PROBLEM TO SOLVE
From the entries below, extract every line that includes the word "tybetanska".

Rows from a dataset:
● ● ● ● ● ● ●
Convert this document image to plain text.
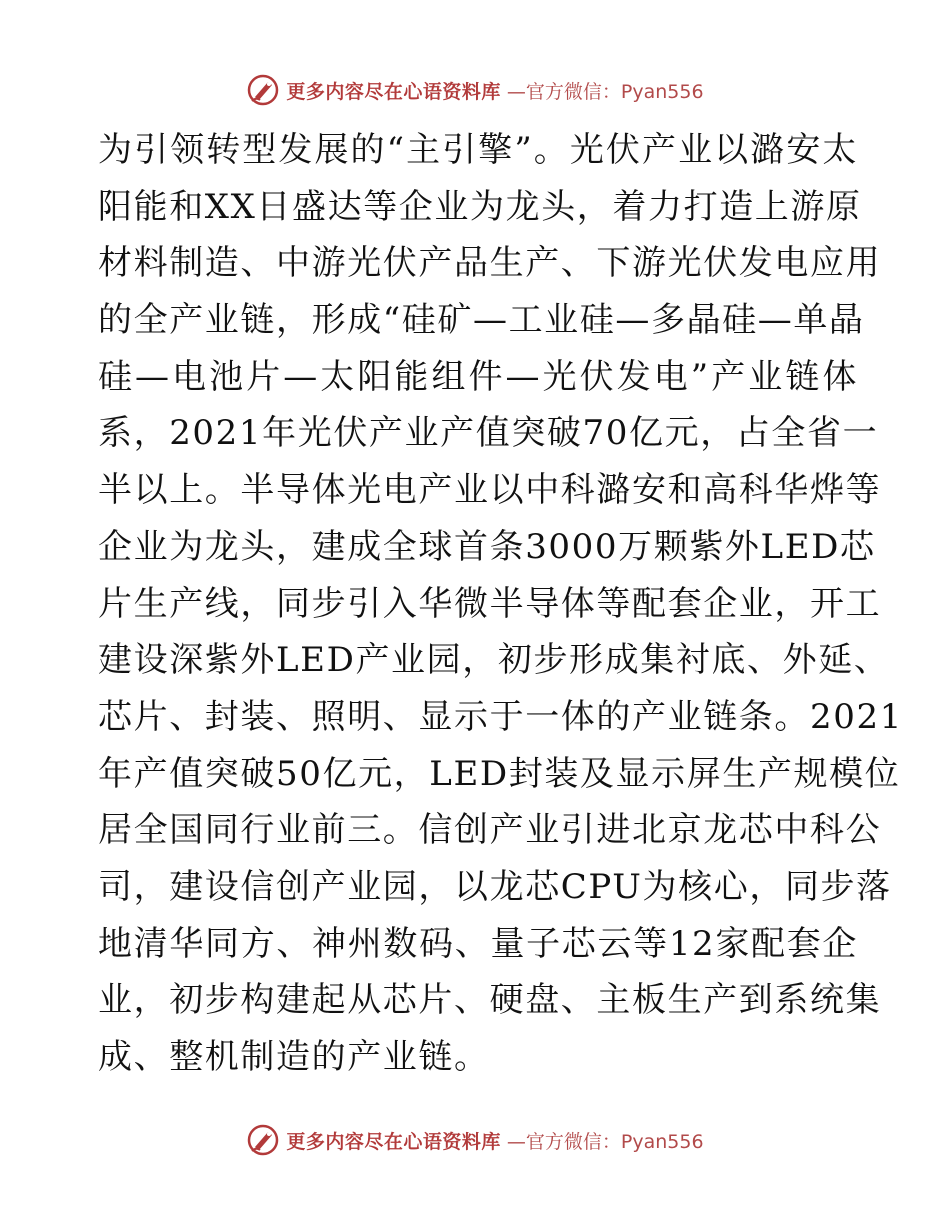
更多内容尽在心语资料库 —官方微信：Pyan556
为引领转型发展的“主引擎”。光伏产业以潞安太
阳能和XX日盛达等企业为龙头，着力打造上游原
材料制造、中游光伏产品生产、下游光伏发电应用
的全产业链，形成“硅矿—工业硅—多晶硅—单晶
硅—电池片—太阳能组件—光伏发电”产业链体
系，2021年光伏产业产值突破70亿元，占全省一
半以上。半导体光电产业以中科潞安和高科华烨等
企业为龙头，建成全球首条3000万颗紫外LED芯
片生产线，同步引入华微半导体等配套企业，开工
建设深紫外LED产业园，初步形成集衬底、外延、
芯片、封装、照明、显示于一体的产业链条。2021
年产值突破50亿元，LED封装及显示屏生产规模位
居全国同行业前三。信创产业引进北京龙芯中科公
司，建设信创产业园，以龙芯CPU为核心，同步落
地清华同方、神州数码、量子芯云等12家配套企
业，初步构建起从芯片、硬盘、主板生产到系统集
成、整机制造的产业链。
更多内容尽在心语资料库 —官方微信：Pyan556
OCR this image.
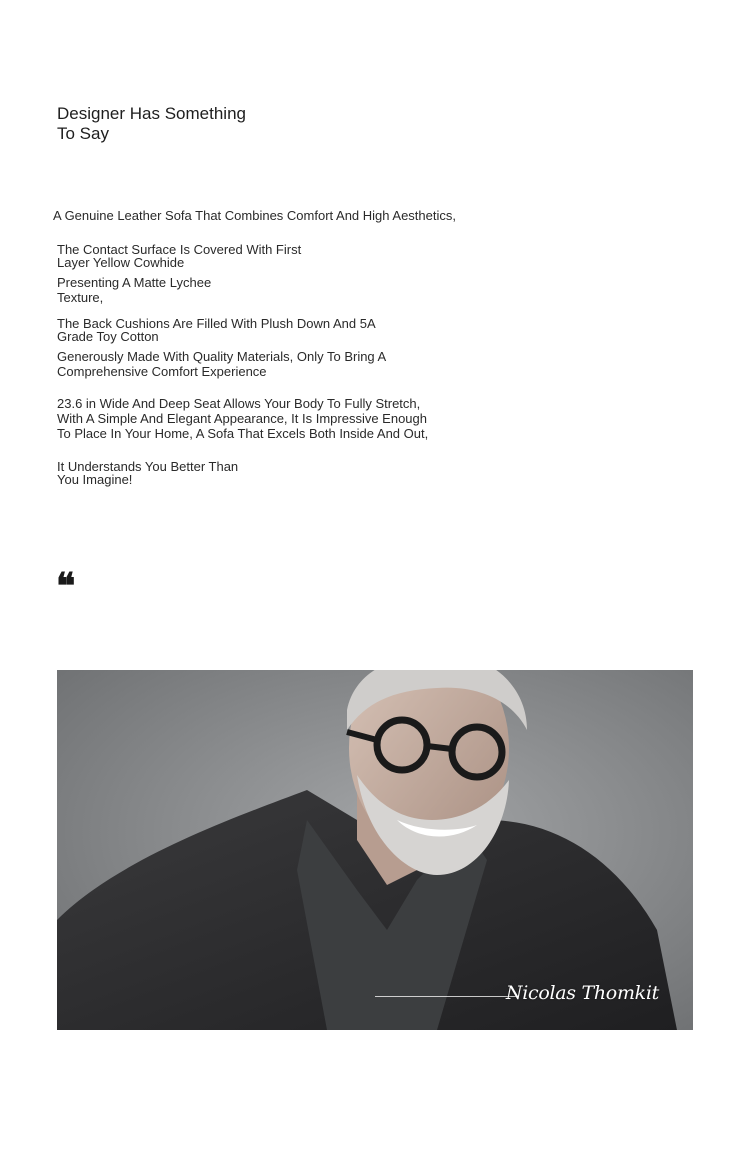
Designer Has Something
To Say

A Genuine Leather Sofa That Combines Comfort And High Aesthetics,

The Contact Surface Is Covered With First
Layer Yellow Cowhide

Presenting A Matte Lychee
Texture,

The Back Cushions Are Filled With Plush Down And 5A
Grade Toy Cotton

Generously Made With Quality Materials, Only To Bring A
Comprehensive Comfort Experience

23.6 in Wide And Deep Seat Allows Your Body To Fully Stretch,
With A Simple And Elegant Appearance, It Is Impressive Enough
To Place In Your Home, A Sofa That Excels Both Inside And Out,

It Understands You Better Than
You Imagine!

❝
Nicolas Thomkit
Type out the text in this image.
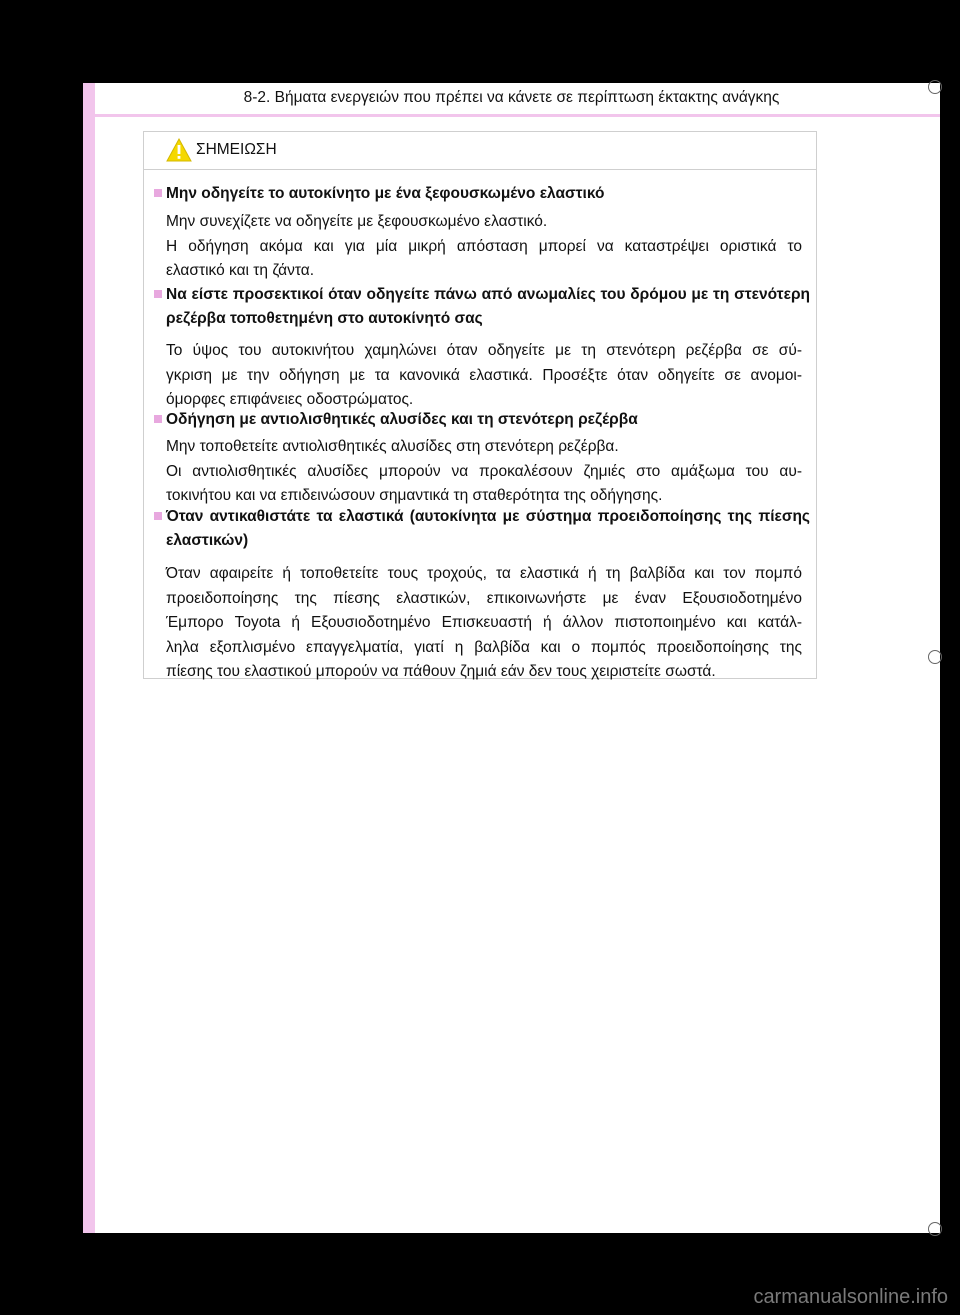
8-2. Βήματα ενεργειών που πρέπει να κάνετε σε περίπτωση έκτακτης ανάγκης
ΣΗΜΕΙΩΣΗ

Μην οδηγείτε το αυτοκίνητο με ένα ξεφουσκωμένο ελαστικό

Μην συνεχίζετε να οδηγείτε με ξεφουσκωμένο ελαστικό.
Η οδήγηση ακόμα και για μία μικρή απόσταση μπορεί να καταστρέψει οριστικά το
ελαστικό και τη ζάντα.

Να είστε προσεκτικοί όταν οδηγείτε πάνω από ανωμαλίες του δρόμου με τη στενότερη ρεζέρβα τοποθετημένη στο αυτοκίνητό σας

Το ύψος του αυτοκινήτου χαμηλώνει όταν οδηγείτε με τη στενότερη ρεζέρβα σε σύ-
γκριση με την οδήγηση με τα κανονικά ελαστικά. Προσέξτε όταν οδηγείτε σε ανομοι-
όμορφες επιφάνειες οδοστρώματος.

Οδήγηση με αντιολισθητικές αλυσίδες και τη στενότερη ρεζέρβα

Μην τοποθετείτε αντιολισθητικές αλυσίδες στη στενότερη ρεζέρβα.
Οι αντιολισθητικές αλυσίδες μπορούν να προκαλέσουν ζημιές στο αμάξωμα του αυ-
τοκινήτου και να επιδεινώσουν σημαντικά τη σταθερότητα της οδήγησης.

Όταν αντικαθιστάτε τα ελαστικά (αυτοκίνητα με σύστημα προειδοποίησης της πίεσης ελαστικών)

Όταν αφαιρείτε ή τοποθετείτε τους τροχούς, τα ελαστικά ή τη βαλβίδα και τον πομπό
προειδοποίησης της πίεσης ελαστικών, επικοινωνήστε με έναν Εξουσιοδοτημένο
Έμπορο Toyota ή Εξουσιοδοτημένο Επισκευαστή ή άλλον πιστοποιημένο και κατάλ-
ληλα εξοπλισμένο επαγγελματία, γιατί η βαλβίδα και ο πομπός προειδοποίησης της
πίεσης του ελαστικού μπορούν να πάθουν ζημιά εάν δεν τους χειριστείτε σωστά.

carmanualsonline.info
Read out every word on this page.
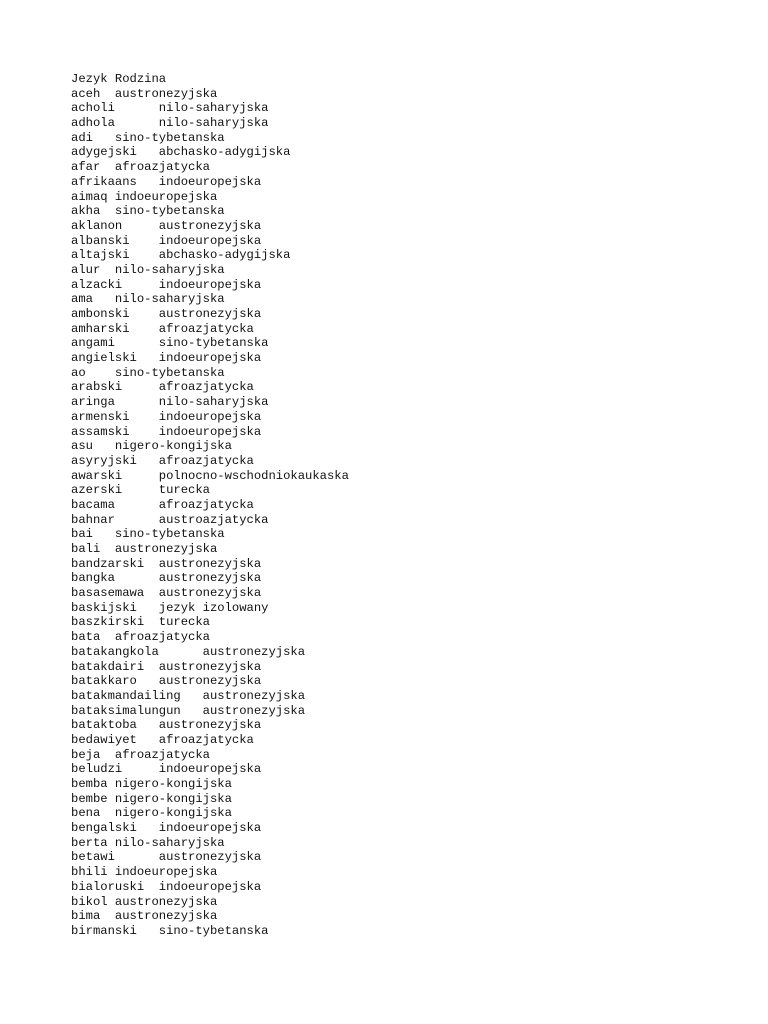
Jezyk Rodzina
aceh  austronezyjska
acholi      nilo-saharyjska
adhola      nilo-saharyjska
adi   sino-tybetanska
adygejski   abchasko-adygijska
afar  afroazjatycka
afrikaans   indoeuropejska
aimaq indoeuropejska
akha  sino-tybetanska
aklanon     austronezyjska
albanski    indoeuropejska
altajski    abchasko-adygijska
alur  nilo-saharyjska
alzacki     indoeuropejska
ama   nilo-saharyjska
ambonski    austronezyjska
amharski    afroazjatycka
angami      sino-tybetanska
angielski   indoeuropejska
ao    sino-tybetanska
arabski     afroazjatycka
aringa      nilo-saharyjska
armenski    indoeuropejska
assamski    indoeuropejska
asu   nigero-kongijska
asyryjski   afroazjatycka
awarski     polnocno-wschodniokaukaska
azerski     turecka
bacama      afroazjatycka
bahnar      austroazjatycka
bai   sino-tybetanska
bali  austronezyjska
bandzarski  austronezyjska
bangka      austronezyjska
basasemawa  austronezyjska
baskijski   jezyk izolowany
baszkirski  turecka
bata  afroazjatycka
batakangkola      austronezyjska
batakdairi  austronezyjska
batakkaro   austronezyjska
batakmandailing   austronezyjska
bataksimalungun   austronezyjska
bataktoba   austronezyjska
bedawiyet   afroazjatycka
beja  afroazjatycka
beludzi     indoeuropejska
bemba nigero-kongijska
bembe nigero-kongijska
bena  nigero-kongijska
bengalski   indoeuropejska
berta nilo-saharyjska
betawi      austronezyjska
bhili indoeuropejska
bialoruski  indoeuropejska
bikol austronezyjska
bima  austronezyjska
birmanski   sino-tybetanska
● ● ● ● ● ● ●
TASK ANSWER
adi   sino-tybetanska
akha  sino-tybetanska
angami      sino-tybetanska
ao    sino-tybetanska
bai   sino-tybetanska
birmanski   sino-tybetanska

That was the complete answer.